#### WRITTEN PROBLEM:
Among the entries that follow, tally the lines with the string "name". Give no more than the number.
⁂
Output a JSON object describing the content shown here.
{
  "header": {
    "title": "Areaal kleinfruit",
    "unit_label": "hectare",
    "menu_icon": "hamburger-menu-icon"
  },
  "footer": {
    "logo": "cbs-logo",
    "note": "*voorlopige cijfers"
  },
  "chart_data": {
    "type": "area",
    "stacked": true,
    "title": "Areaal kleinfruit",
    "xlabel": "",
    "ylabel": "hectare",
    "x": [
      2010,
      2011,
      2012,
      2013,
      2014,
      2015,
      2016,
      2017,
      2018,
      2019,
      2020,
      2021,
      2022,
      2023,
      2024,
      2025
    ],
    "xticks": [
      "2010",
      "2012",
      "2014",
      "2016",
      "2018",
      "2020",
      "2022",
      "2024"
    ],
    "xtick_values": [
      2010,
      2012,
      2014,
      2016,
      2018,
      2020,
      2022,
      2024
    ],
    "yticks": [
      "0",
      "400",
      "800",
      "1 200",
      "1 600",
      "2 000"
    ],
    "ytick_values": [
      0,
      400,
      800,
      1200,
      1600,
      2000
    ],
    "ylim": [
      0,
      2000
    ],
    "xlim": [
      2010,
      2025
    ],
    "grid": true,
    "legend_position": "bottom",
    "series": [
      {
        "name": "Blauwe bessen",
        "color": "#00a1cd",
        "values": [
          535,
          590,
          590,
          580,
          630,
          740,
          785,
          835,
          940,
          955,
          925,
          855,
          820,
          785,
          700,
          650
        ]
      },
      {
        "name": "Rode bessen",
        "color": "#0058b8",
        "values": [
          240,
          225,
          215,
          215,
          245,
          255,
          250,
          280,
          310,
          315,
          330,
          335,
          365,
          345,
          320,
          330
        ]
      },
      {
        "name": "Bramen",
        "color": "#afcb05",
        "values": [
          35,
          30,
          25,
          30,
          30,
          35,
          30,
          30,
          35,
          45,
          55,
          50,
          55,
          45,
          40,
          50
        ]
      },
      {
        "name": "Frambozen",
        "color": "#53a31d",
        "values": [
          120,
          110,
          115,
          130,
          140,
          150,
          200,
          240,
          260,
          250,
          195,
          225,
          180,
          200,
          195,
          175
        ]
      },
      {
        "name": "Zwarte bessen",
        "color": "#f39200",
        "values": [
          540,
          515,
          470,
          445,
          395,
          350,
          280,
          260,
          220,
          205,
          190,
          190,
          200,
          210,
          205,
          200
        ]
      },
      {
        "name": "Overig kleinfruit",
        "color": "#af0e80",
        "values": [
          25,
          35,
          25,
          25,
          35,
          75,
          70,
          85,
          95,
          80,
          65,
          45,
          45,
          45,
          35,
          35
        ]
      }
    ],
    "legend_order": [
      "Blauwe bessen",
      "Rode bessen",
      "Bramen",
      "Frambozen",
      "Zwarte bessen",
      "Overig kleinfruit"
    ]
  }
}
⁂
#### IN RESPONSE:
6